Work to do: Isolate every line in the records below with "title" in it.

::::

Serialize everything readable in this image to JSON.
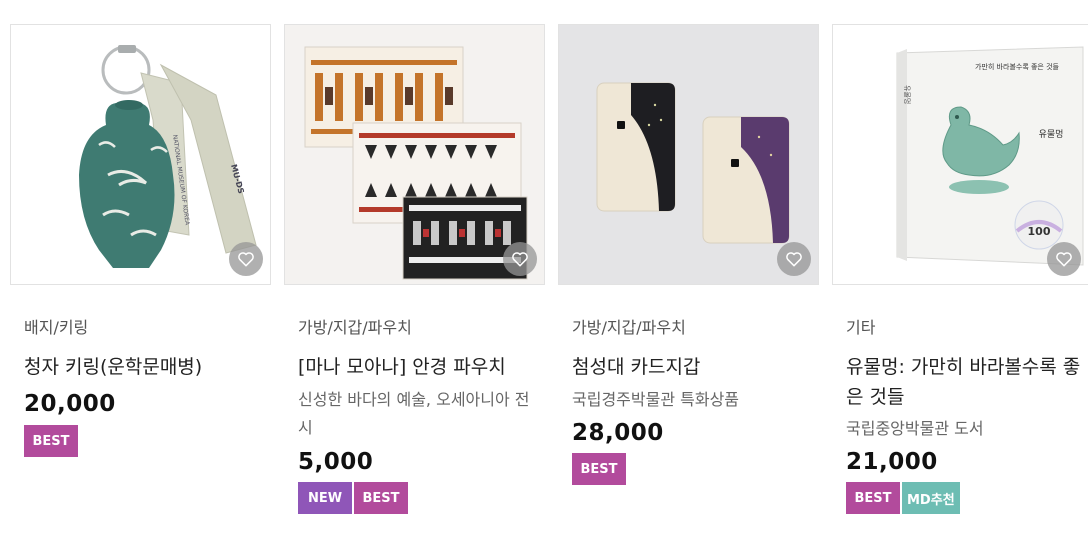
{
  "colors": {
    "best_badge": "#b24b9c",
    "new_badge": "#8f56b8",
    "md_badge": "#6dbdb3",
    "wishlist_button": "#969696"
  },
  "products": [
    {
      "category": "배지/키링",
      "title": "청자 키링(운학문매병)",
      "description": "",
      "price": "20,000",
      "badges": [
        "BEST"
      ],
      "image": "celadon-vase-keyring",
      "image_text": [
        "NATIONAL MUSEUM OF KOREA",
        "MU-DS"
      ],
      "wishlist_icon": "heart-icon"
    },
    {
      "category": "가방/지갑/파우치",
      "title": "[마나 모아나] 안경 파우치",
      "description": "신성한 바다의 예술, 오세아니아 전시",
      "price": "5,000",
      "badges": [
        "NEW",
        "BEST"
      ],
      "image": "patterned-glasses-pouches",
      "wishlist_icon": "heart-icon"
    },
    {
      "category": "가방/지갑/파우치",
      "title": "첨성대 카드지갑",
      "description": "국립경주박물관 특화상품",
      "price": "28,000",
      "badges": [
        "BEST"
      ],
      "image": "cheomseongdae-card-wallets",
      "wishlist_icon": "heart-icon"
    },
    {
      "category": "기타",
      "title": "유물멍: 가만히 바라볼수록 좋은 것들",
      "description": "국립중앙박물관 도서",
      "price": "21,000",
      "badges": [
        "BEST",
        "MD추천"
      ],
      "image": "yumulmeong-book-cover",
      "image_text": [
        "가만히 바라볼수록 좋은 것들",
        "유물멍",
        "100"
      ],
      "wishlist_icon": "heart-icon"
    }
  ]
}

::::

Solution to this task:
      "title": "청자 키링(운학문매병)",
      "title": "[마나 모아나] 안경 파우치",
      "title": "첨성대 카드지갑",
      "title": "유물멍: 가만히 바라볼수록 좋은 것들",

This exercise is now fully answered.